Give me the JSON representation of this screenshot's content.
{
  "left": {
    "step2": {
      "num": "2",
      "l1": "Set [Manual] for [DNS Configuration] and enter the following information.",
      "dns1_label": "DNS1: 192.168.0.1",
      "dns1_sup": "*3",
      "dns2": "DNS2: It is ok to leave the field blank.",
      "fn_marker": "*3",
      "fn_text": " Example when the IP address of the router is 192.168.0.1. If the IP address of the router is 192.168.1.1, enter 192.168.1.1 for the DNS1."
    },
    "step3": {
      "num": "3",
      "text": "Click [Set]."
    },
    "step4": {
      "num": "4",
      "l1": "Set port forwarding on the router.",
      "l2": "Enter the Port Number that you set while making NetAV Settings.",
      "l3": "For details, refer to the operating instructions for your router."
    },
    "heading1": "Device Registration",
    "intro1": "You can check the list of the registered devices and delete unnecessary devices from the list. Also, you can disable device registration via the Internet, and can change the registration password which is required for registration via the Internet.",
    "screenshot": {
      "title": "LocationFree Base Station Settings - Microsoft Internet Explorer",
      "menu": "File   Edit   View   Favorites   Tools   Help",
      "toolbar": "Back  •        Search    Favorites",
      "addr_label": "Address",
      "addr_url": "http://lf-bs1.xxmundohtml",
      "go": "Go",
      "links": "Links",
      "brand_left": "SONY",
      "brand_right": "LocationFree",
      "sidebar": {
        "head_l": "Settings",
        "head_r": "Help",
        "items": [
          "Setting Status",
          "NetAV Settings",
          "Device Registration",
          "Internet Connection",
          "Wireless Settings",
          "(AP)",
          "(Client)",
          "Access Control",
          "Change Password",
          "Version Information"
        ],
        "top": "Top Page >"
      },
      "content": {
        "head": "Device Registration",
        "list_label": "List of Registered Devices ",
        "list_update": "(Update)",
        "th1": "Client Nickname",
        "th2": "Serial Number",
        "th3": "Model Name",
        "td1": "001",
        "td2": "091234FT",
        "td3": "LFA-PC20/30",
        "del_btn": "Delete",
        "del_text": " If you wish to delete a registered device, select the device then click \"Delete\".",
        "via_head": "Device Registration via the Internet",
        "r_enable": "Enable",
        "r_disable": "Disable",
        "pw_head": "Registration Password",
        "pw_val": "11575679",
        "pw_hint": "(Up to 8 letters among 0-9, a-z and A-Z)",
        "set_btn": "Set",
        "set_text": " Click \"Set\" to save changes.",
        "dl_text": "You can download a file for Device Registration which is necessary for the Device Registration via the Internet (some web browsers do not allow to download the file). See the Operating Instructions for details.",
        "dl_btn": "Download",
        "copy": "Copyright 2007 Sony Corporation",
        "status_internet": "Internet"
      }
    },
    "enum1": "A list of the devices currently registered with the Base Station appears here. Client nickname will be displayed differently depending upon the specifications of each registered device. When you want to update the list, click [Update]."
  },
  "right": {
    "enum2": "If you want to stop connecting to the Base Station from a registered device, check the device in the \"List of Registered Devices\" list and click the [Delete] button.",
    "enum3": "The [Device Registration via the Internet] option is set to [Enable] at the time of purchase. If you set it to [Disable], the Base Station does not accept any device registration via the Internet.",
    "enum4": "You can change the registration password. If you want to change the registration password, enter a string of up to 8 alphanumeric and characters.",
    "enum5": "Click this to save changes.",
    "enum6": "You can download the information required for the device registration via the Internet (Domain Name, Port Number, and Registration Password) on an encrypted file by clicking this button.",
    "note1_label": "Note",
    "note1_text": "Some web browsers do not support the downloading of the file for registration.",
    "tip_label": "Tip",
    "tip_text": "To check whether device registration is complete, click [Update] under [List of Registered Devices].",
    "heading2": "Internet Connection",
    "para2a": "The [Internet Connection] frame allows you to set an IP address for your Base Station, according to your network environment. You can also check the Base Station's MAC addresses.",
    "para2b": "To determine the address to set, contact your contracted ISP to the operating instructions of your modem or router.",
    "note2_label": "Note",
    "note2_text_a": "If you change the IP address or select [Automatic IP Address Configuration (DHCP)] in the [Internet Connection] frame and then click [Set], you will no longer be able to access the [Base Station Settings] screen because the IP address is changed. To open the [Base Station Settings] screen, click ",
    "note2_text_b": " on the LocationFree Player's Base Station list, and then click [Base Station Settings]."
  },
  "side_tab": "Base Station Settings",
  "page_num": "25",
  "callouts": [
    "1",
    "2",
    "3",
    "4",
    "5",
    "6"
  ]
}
+ + + + +
» **INSTRUCTIONS TO FOLLOW**: Restate the data above exactly, keeping each word as it stands.

» **FINAL RESULT**:
Give me the JSON representation of this screenshot's content.
{
  "left": {
    "step2": {
      "num": "2",
      "l1": "Set [Manual] for [DNS Configuration] and enter the following information.",
      "dns1_label": "DNS1: 192.168.0.1",
      "dns1_sup": "*3",
      "dns2": "DNS2: It is ok to leave the field blank.",
      "fn_marker": "*3",
      "fn_text": " Example when the IP address of the router is 192.168.0.1. If the IP address of the router is 192.168.1.1, enter 192.168.1.1 for the DNS1."
    },
    "step3": {
      "num": "3",
      "text": "Click [Set]."
    },
    "step4": {
      "num": "4",
      "l1": "Set port forwarding on the router.",
      "l2": "Enter the Port Number that you set while making NetAV Settings.",
      "l3": "For details, refer to the operating instructions for your router."
    },
    "heading1": "Device Registration",
    "intro1": "You can check the list of the registered devices and delete unnecessary devices from the list. Also, you can disable device registration via the Internet, and can change the registration password which is required for registration via the Internet.",
    "screenshot": {
      "title": "LocationFree Base Station Settings - Microsoft Internet Explorer",
      "menu": "File   Edit   View   Favorites   Tools   Help",
      "toolbar": "Back  •        Search    Favorites",
      "addr_label": "Address",
      "addr_url": "http://lf-bs1.xxmundohtml",
      "go": "Go",
      "links": "Links",
      "brand_left": "SONY",
      "brand_right": "LocationFree",
      "sidebar": {
        "head_l": "Settings",
        "head_r": "Help",
        "items": [
          "Setting Status",
          "NetAV Settings",
          "Device Registration",
          "Internet Connection",
          "Wireless Settings",
          "(AP)",
          "(Client)",
          "Access Control",
          "Change Password",
          "Version Information"
        ],
        "top": "Top Page >"
      },
      "content": {
        "head": "Device Registration",
        "list_label": "List of Registered Devices ",
        "list_update": "(Update)",
        "th1": "Client Nickname",
        "th2": "Serial Number",
        "th3": "Model Name",
        "td1": "001",
        "td2": "091234FT",
        "td3": "LFA-PC20/30",
        "del_btn": "Delete",
        "del_text": " If you wish to delete a registered device, select the device then click \"Delete\".",
        "via_head": "Device Registration via the Internet",
        "r_enable": "Enable",
        "r_disable": "Disable",
        "pw_head": "Registration Password",
        "pw_val": "11575679",
        "pw_hint": "(Up to 8 letters among 0-9, a-z and A-Z)",
        "set_btn": "Set",
        "set_text": " Click \"Set\" to save changes.",
        "dl_text": "You can download a file for Device Registration which is necessary for the Device Registration via the Internet (some web browsers do not allow to download the file). See the Operating Instructions for details.",
        "dl_btn": "Download",
        "copy": "Copyright 2007 Sony Corporation",
        "status_internet": "Internet"
      }
    },
    "enum1": "A list of the devices currently registered with the Base Station appears here. Client nickname will be displayed differently depending upon the specifications of each registered device. When you want to update the list, click [Update]."
  },
  "right": {
    "enum2": "If you want to stop connecting to the Base Station from a registered device, check the device in the \"List of Registered Devices\" list and click the [Delete] button.",
    "enum3": "The [Device Registration via the Internet] option is set to [Enable] at the time of purchase. If you set it to [Disable], the Base Station does not accept any device registration via the Internet.",
    "enum4": "You can change the registration password. If you want to change the registration password, enter a string of up to 8 alphanumeric and characters.",
    "enum5": "Click this to save changes.",
    "enum6": "You can download the information required for the device registration via the Internet (Domain Name, Port Number, and Registration Password) on an encrypted file by clicking this button.",
    "note1_label": "Note",
    "note1_text": "Some web browsers do not support the downloading of the file for registration.",
    "tip_label": "Tip",
    "tip_text": "To check whether device registration is complete, click [Update] under [List of Registered Devices].",
    "heading2": "Internet Connection",
    "para2a": "The [Internet Connection] frame allows you to set an IP address for your Base Station, according to your network environment. You can also check the Base Station's MAC addresses.",
    "para2b": "To determine the address to set, contact your contracted ISP to the operating instructions of your modem or router.",
    "note2_label": "Note",
    "note2_text_a": "If you change the IP address or select [Automatic IP Address Configuration (DHCP)] in the [Internet Connection] frame and then click [Set], you will no longer be able to access the [Base Station Settings] screen because the IP address is changed. To open the [Base Station Settings] screen, click ",
    "note2_text_b": " on the LocationFree Player's Base Station list, and then click [Base Station Settings]."
  },
  "side_tab": "Base Station Settings",
  "page_num": "25",
  "callouts": [
    "1",
    "2",
    "3",
    "4",
    "5",
    "6"
  ]
}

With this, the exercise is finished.